- _Podany tekst_:

----------------------------------------

Neutrino Cz. 4. Wstęp do modelowania matematycznego

Fascynacja zwierzęcia wpatrującego się w lustro jest bardziej naukowa, niż nasza obojętność.

Treść
10. Neutrino w zwierciadle. Niezachowanie parzystości.
11. Historia badań.
12. Próba modelowania ilościowego.
13. Dalsze wnioski.
14. Czy anihilują ?
15. I jeszcze coś...
Á propos

10. Neutrino w zwierciadle. Niezachowanie parzystości.

  Gdy patrzymy w lustro widzimy siebie, nasze otoczenie, widzimy rzeczywistość. Nie przeszkadza nam, że napisy są nieczytelnie obrócone, „on” podnosi lewą rękę gdy ja prawą, a moje lewe „oczko”, u „niego” jest prawym. To nasza codzienność, powszedniość, normalność nie budząca nawet specjalnego zainteresowania. Z łatwością wyjaśniamy ten „obrót" i śmieszy nas reakcja niektórych zwierząt wpatrujących się w lustro.. Ich fascynacja jest z całą pewnością bardziej naukowa niż nasza obojętność. Przyzwyczailiśmy się do tej „asymetrii” do tego stopnia, że widzimy w tym przejaw symetrii. Wszystko co widzimy w zwierciadle obrócone, za pomocą drugiego zwierciadła możemy przywrócić do stanu wyjściowego. Ilustruje to poniższy rysunek.

----------------------------------------

- _Zadanie 1_:
Wskaż w rekordach każdy wiersz zawierający ciąg „brand” i przepisz go. Wielkość liter ma znaczenie.

Wykazy współrzędnych ramek:

----------------------------------------

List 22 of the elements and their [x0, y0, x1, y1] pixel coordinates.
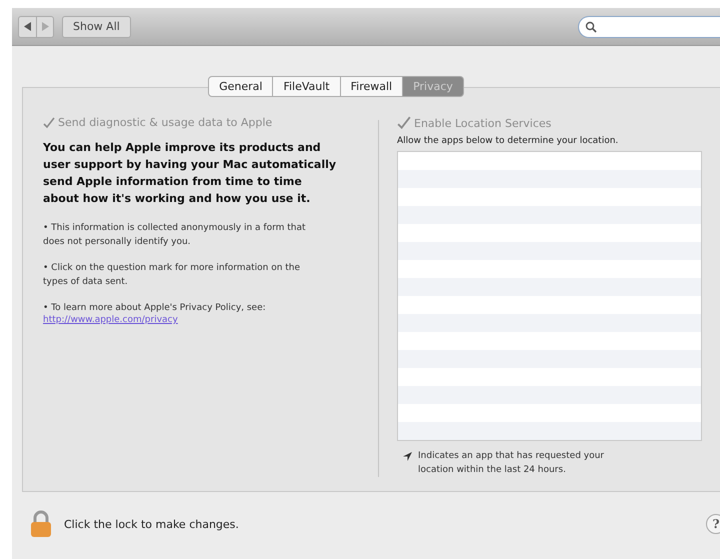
back-forward-control[interactable] [18, 16, 54, 38]
search-icon [585, 20, 597, 32]
tab[interactable]: Firewall [340, 76, 404, 97]
location-arrow-icon [403, 452, 412, 461]
note-text: • To learn more about Apple's Privacy Policy, see: [43, 302, 267, 315]
checkmark-icon [43, 116, 55, 128]
intro-text: You can help Apple improve its products and user support by having your Mac automatically send Apple information from time to time about how it's working and how you use it. [43, 140, 338, 207]
legend-text: Indicates an app that has requested your location within the last 24 hours. [418, 450, 605, 477]
tab[interactable]: General [208, 76, 274, 97]
caption-text: Allow the apps below to determine your location. [397, 136, 620, 146]
search-field[interactable] [578, 16, 720, 38]
lock-icon[interactable] [30, 510, 52, 538]
back-icon [24, 22, 30, 31]
note-text: • Click on the question mark for more information on the types of data sent. [43, 262, 302, 289]
note-text: • This information is collected anonymously in a form that does not personally identify you. [43, 222, 307, 249]
lock-hint-text: Click the lock to make changes. [64, 518, 239, 530]
checkmark-icon [397, 116, 411, 130]
show-all-button[interactable]: Show All [62, 16, 131, 38]
help-button[interactable]: ? [706, 514, 720, 534]
forward-icon [42, 22, 48, 31]
privacy-link[interactable]: http://www.apple.com/privacy [43, 315, 178, 325]
tab[interactable]: FileVault [273, 76, 341, 97]
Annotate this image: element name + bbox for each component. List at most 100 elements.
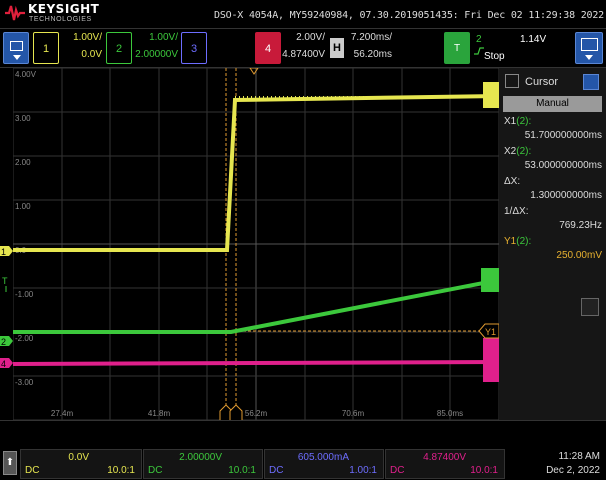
channel-menu-button[interactable] [3, 32, 29, 64]
title-bar: KEYSIGHT TECHNOLOGIES DSO-X 4054A, MY592… [0, 0, 606, 28]
y-axis-label: -1.00 [15, 290, 34, 299]
horizontal-position[interactable]: 56.20ms [346, 49, 392, 60]
channel-1-offset[interactable]: 0.0V [60, 49, 102, 60]
screen-icon [10, 41, 23, 51]
y-axis-label: 3.00 [15, 114, 31, 123]
cursor-panel-title: Cursor [525, 76, 559, 88]
channel-4-noise-band [483, 338, 499, 382]
panel-menu-icon[interactable] [583, 74, 599, 90]
graticule: 4.00V3.002.001.000.0-1.00-2.00-3.00 27.4… [13, 68, 499, 420]
y-axis-label: 4.00V [15, 70, 37, 79]
channel-1-key[interactable]: 1 [33, 32, 59, 64]
ch1-ground-marker[interactable]: 1 [0, 246, 13, 257]
ch4-status-offset: 4.87400V [423, 452, 466, 463]
cursor-icon [505, 74, 519, 88]
x-axis-label: 56.2m [245, 409, 268, 418]
ch4-marker-label: 4 [1, 359, 6, 369]
clock-date: Dec 2, 2022 [546, 465, 600, 476]
x2-label: X2(2): [504, 146, 532, 157]
ch4-status-cell[interactable]: 4.87400V DC 10.0:1 [385, 449, 505, 479]
y-axis-label: -2.00 [15, 334, 34, 343]
channel-marker-strip: 1 T 2 4 [0, 68, 13, 420]
channel-2-offset[interactable]: 2.00000V [130, 49, 178, 60]
keysight-logo: KEYSIGHT TECHNOLOGIES [4, 2, 100, 26]
cursor-mode-selector[interactable]: Manual [503, 96, 602, 112]
ch2-status-cell[interactable]: 2.00000V DC 10.0:1 [143, 449, 263, 479]
ch3-coupling: DC [269, 465, 284, 476]
channel-1-scale[interactable]: 1.00V/ [60, 32, 102, 43]
channel-2-scale[interactable]: 1.00V/ [134, 32, 178, 43]
display-menu-button[interactable] [575, 32, 603, 64]
ch2-probe: 10.0:1 [228, 465, 256, 476]
channel-2-key[interactable]: 2 [106, 32, 132, 64]
panel-scroll-grip-icon[interactable] [581, 298, 599, 316]
x1-value: 51.700000000ms [524, 130, 602, 141]
delta-x-label: ΔX: [504, 176, 521, 187]
ch1-coupling: DC [25, 465, 40, 476]
trigger-marker-label: T [2, 276, 8, 286]
cursor-tab-header[interactable]: Cursor [499, 72, 606, 94]
delta-x-value: 1.300000000ms [530, 190, 602, 201]
trigger-level[interactable]: 1.14V [520, 34, 546, 45]
dropdown-arrow-icon [13, 55, 21, 60]
trigger-level-marker[interactable]: T [2, 276, 8, 292]
ch1-marker-label: 1 [1, 247, 6, 257]
trigger-key[interactable]: T [444, 32, 470, 64]
display-icon [581, 38, 598, 51]
ch2-marker-label: 2 [1, 337, 6, 347]
ch1-status-offset: 0.0V [68, 452, 89, 463]
clock-time: 11:28 AM [558, 451, 600, 462]
brand-name: KEYSIGHT [28, 2, 100, 16]
trigger-source[interactable]: 2 [476, 34, 482, 45]
ch2-coupling: DC [148, 465, 163, 476]
brand-subtitle: TECHNOLOGIES [29, 16, 92, 23]
keysight-wave-icon [5, 5, 25, 21]
y1-label: Y1(2): [504, 236, 532, 247]
rising-edge-icon [474, 47, 484, 55]
y-axis-label: -3.00 [15, 378, 34, 387]
ch4-probe: 10.0:1 [470, 465, 498, 476]
x-axis-labels: 27.4m 41.8m 56.2m 70.6m 85.0ms [51, 409, 463, 418]
cursor-y1-tag[interactable]: Y1 [478, 323, 499, 339]
x-axis-label: 27.4m [51, 409, 74, 418]
horizontal-key[interactable]: H [330, 38, 344, 58]
channel-1-noise-band [483, 82, 499, 108]
cursor-x2-tag[interactable]: X2 [229, 404, 243, 420]
gridlines [13, 68, 499, 420]
bottom-status-bar: ⬆ 0.0V DC 10.0:1 2.00000V DC 10.0:1 605.… [0, 420, 606, 480]
scope-id-and-datetime: DSO-X 4054A, MY59240984, 07.30.201905143… [214, 10, 604, 21]
channel-4-scale[interactable]: 2.00V/ [283, 32, 325, 43]
cursor-panel: Cursor Manual X1(2): 51.700000000ms X2(2… [499, 68, 606, 420]
x2-value: 53.000000000ms [524, 160, 602, 171]
ch3-probe: 1.00:1 [349, 465, 377, 476]
y-axis-label: 1.00 [15, 202, 31, 211]
trigger-position-marker [249, 68, 259, 75]
waveform-display[interactable]: 4.00V 3.00 2.00 1.00 0.0 -1.00 -2.00 -3.00 27.4… [13, 68, 499, 420]
ch4-coupling: DC [390, 465, 405, 476]
inverse-delta-x-value: 769.23Hz [559, 220, 602, 231]
ch1-status-cell[interactable]: 0.0V DC 10.0:1 [20, 449, 142, 479]
y-axis-label: 2.00 [15, 158, 31, 167]
timebase-value[interactable]: 7.200ms/ [346, 32, 392, 43]
ch3-status-cell[interactable]: 605.000mA DC 1.00:1 [264, 449, 384, 479]
x-axis-label: 85.0ms [437, 409, 463, 418]
inverse-delta-x-label: 1/ΔX: [504, 206, 529, 217]
dropdown-arrow-icon [585, 55, 593, 60]
channel-4-offset[interactable]: 4.87400V [275, 49, 325, 60]
acquisition-status: Stop [484, 51, 505, 62]
ch2-status-offset: 2.00000V [179, 452, 222, 463]
svg-text:Y1: Y1 [485, 327, 496, 337]
channel-3-key[interactable]: 3 [181, 32, 207, 64]
home-icon[interactable]: ⬆ [3, 451, 17, 475]
ch1-probe: 10.0:1 [107, 465, 135, 476]
ch2-ground-marker[interactable]: 2 [0, 336, 13, 347]
channel-settings-bar: 1 1.00V/ 0.0V 2 1.00V/ 2.00000V 3 4 2.00… [0, 28, 606, 68]
y1-value: 250.00mV [556, 250, 602, 261]
x1-label: X1(2): [504, 116, 532, 127]
channel-2-noise-band [481, 268, 499, 292]
ch4-ground-marker[interactable]: 4 [0, 358, 13, 369]
x-axis-label: 70.6m [342, 409, 365, 418]
channel-4-trace [13, 360, 499, 366]
x-axis-label: 41.8m [148, 409, 171, 418]
y-axis-labels: 4.00V3.002.001.000.0-1.00-2.00-3.00 [15, 70, 37, 387]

----------------------------------------

- _Zadanie 2_:
Odpowiedz krótko na pytania do tekstu o neutrinie:
(a) Jaki tytuł ma punkt 11 w spisie treści?
(b) Którą rękę podnosi „on” w lustrze, gdy ja podnoszę prawą?
(c) Za pomocą czego można przywrócić do stanu wyjściowego to, co widzimy w zwierciadle obrócone?

- _Pełna odpowiedź 1_:
brand-name: KEYSIGHT [28, 2, 100, 16]
brand-subtitle: TECHNOLOGIES [29, 16, 92, 23]

- _Pełna odpowiedź 2_:
(a) Historia badań.
(b) Lewą.
(c) Za pomocą drugiego zwierciadła.